Dataset records:
======

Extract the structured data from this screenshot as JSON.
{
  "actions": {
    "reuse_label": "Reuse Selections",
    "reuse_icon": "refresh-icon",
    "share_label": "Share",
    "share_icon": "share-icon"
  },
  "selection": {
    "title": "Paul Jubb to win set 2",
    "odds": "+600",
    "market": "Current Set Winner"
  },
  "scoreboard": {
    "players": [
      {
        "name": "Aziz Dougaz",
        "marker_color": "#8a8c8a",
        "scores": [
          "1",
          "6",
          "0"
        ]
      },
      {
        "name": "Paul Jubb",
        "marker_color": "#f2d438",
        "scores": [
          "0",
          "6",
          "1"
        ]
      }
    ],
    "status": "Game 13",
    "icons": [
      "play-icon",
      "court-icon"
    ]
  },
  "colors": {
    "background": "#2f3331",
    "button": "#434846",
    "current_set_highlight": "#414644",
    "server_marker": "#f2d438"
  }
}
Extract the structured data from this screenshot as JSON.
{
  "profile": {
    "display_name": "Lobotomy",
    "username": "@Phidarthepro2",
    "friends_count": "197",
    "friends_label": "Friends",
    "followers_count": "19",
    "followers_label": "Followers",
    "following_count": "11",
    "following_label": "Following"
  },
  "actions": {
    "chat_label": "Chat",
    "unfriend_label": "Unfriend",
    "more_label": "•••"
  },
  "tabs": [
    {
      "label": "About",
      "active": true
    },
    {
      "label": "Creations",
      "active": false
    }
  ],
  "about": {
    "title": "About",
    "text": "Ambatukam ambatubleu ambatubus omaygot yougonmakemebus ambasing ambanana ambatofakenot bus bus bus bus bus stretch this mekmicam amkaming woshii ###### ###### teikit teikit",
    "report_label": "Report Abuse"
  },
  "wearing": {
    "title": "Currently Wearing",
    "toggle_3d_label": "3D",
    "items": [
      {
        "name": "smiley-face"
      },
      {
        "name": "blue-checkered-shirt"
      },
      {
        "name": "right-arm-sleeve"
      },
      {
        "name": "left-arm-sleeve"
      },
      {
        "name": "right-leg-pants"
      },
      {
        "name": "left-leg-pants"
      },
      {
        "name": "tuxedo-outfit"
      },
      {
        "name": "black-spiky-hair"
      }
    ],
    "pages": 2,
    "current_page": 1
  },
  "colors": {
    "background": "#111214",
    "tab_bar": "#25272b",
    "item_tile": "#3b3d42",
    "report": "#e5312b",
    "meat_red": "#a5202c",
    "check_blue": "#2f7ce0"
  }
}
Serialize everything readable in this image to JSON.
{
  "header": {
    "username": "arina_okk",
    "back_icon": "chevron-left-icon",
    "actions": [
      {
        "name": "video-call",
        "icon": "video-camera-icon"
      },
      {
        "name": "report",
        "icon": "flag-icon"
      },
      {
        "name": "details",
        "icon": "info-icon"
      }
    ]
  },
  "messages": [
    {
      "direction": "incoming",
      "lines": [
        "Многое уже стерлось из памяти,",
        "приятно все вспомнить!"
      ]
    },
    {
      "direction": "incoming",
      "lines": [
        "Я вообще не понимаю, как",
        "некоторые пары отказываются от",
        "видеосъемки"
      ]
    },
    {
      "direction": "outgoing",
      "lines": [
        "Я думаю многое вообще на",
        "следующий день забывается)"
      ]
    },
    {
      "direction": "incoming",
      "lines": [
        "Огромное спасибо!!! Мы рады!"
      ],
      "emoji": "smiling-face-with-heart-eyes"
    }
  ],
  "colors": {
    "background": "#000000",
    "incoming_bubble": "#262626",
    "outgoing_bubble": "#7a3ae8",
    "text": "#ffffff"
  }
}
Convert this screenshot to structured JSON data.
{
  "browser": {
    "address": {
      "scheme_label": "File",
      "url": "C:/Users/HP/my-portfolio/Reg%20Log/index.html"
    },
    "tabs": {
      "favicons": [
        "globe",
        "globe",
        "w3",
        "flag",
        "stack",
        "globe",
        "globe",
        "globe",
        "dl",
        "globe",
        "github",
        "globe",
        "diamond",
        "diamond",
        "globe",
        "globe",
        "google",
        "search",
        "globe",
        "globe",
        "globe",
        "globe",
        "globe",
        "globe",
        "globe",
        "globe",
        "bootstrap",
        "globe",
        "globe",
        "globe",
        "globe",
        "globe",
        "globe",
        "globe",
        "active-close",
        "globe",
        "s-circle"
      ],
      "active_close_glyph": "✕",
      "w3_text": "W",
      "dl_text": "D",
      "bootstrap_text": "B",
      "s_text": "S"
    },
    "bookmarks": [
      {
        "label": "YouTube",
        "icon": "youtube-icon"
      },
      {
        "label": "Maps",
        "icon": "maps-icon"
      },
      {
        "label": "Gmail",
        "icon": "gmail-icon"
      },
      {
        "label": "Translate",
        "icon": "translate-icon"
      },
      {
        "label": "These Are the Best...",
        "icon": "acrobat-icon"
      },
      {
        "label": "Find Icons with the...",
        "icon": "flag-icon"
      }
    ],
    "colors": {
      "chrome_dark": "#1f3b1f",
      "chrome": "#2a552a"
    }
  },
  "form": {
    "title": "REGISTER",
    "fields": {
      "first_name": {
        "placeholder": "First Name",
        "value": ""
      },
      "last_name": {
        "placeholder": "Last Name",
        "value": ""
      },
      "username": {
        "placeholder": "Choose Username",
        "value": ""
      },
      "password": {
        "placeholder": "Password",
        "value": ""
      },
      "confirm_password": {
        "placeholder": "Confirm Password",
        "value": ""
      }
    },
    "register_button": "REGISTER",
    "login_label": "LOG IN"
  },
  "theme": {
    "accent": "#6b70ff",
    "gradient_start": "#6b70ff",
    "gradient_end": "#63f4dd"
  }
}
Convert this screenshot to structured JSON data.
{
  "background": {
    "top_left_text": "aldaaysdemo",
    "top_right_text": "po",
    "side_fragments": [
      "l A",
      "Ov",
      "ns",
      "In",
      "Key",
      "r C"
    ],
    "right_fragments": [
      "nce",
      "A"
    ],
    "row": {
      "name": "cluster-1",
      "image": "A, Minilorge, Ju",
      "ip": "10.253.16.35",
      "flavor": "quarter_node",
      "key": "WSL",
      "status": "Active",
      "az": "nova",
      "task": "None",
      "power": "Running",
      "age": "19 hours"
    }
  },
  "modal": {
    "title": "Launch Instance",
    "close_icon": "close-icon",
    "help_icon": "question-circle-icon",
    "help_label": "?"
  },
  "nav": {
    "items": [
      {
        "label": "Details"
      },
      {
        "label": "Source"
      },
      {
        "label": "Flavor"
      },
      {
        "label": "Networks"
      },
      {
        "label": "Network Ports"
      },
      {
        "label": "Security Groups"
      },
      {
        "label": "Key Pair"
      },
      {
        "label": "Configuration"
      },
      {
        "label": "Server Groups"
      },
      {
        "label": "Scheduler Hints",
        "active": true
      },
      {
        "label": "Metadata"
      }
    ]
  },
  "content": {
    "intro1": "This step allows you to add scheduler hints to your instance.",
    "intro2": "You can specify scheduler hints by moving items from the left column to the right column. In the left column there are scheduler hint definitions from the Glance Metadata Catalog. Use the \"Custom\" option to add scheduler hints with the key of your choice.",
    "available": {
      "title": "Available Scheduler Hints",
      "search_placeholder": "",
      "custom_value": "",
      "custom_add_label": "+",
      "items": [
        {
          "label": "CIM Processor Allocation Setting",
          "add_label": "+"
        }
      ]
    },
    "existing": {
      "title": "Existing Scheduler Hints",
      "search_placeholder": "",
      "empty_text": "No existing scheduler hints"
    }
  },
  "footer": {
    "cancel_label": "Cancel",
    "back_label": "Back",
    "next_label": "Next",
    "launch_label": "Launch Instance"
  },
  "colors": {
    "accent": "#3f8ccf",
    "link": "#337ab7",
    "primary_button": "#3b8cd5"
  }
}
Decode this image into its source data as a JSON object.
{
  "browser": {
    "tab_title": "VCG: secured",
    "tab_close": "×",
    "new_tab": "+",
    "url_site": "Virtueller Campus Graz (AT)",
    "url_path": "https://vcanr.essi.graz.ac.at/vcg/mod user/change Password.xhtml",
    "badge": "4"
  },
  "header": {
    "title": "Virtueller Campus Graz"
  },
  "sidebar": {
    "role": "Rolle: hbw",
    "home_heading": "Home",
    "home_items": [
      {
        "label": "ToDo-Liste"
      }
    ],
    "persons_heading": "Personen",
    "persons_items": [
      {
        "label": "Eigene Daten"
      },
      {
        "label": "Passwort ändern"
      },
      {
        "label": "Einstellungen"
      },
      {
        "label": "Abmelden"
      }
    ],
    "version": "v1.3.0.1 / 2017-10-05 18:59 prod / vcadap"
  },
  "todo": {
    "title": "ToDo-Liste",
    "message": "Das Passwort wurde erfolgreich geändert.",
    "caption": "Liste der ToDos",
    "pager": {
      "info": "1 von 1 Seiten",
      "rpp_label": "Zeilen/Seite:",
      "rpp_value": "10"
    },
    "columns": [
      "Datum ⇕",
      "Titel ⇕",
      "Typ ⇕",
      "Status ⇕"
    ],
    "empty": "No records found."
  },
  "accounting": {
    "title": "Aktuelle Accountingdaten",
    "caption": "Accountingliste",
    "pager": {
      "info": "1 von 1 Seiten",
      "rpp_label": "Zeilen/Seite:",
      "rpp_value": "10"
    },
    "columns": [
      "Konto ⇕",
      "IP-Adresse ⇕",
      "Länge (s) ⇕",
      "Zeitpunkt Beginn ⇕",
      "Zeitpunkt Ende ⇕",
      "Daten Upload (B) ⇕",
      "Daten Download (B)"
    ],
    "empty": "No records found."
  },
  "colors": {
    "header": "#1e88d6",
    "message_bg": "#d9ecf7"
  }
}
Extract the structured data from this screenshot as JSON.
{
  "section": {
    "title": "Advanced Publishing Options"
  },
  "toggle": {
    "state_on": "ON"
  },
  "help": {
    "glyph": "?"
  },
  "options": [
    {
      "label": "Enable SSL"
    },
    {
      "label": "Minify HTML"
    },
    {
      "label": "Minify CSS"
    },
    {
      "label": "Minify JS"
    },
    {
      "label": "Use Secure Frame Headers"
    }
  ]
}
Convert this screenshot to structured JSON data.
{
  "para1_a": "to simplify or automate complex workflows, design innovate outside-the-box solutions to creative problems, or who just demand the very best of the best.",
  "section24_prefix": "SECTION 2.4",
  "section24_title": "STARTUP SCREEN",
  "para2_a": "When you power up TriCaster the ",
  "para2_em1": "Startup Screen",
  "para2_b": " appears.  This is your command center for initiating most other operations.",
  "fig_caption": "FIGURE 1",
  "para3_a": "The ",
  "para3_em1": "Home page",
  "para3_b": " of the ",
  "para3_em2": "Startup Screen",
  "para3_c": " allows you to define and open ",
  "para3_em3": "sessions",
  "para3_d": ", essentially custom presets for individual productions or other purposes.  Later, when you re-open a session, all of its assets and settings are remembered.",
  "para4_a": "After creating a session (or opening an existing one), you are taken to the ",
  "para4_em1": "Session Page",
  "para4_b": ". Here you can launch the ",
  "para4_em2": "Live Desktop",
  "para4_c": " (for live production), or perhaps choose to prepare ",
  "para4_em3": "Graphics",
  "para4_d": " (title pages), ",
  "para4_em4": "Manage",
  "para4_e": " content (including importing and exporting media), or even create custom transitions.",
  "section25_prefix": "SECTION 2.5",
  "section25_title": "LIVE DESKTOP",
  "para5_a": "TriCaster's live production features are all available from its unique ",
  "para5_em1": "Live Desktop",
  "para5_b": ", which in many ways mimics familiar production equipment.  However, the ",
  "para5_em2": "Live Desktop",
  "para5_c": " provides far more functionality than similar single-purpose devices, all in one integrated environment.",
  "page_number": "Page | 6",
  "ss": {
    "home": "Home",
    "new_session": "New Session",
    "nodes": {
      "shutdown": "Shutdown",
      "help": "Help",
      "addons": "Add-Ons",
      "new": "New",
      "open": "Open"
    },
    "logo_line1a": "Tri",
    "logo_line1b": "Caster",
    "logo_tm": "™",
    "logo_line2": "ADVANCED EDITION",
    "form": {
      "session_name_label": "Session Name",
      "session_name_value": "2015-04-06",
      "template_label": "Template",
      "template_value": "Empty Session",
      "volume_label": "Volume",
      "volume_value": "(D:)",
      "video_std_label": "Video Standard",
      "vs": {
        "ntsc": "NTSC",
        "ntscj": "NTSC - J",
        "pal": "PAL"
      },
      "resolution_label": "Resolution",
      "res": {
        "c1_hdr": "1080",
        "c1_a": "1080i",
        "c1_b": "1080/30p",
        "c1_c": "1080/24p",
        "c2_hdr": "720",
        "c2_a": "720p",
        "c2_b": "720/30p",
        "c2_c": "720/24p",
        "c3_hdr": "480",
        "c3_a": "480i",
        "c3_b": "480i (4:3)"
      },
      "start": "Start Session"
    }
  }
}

======

◆ **Problem details**
Copy every line in the listing above where the string "image" turns up.

◆ **Complete answer**
Serialize everything readable in this image to JSON.
      "image": "A, Minilorge, Ju",
Decode this image into its source data as a JSON object.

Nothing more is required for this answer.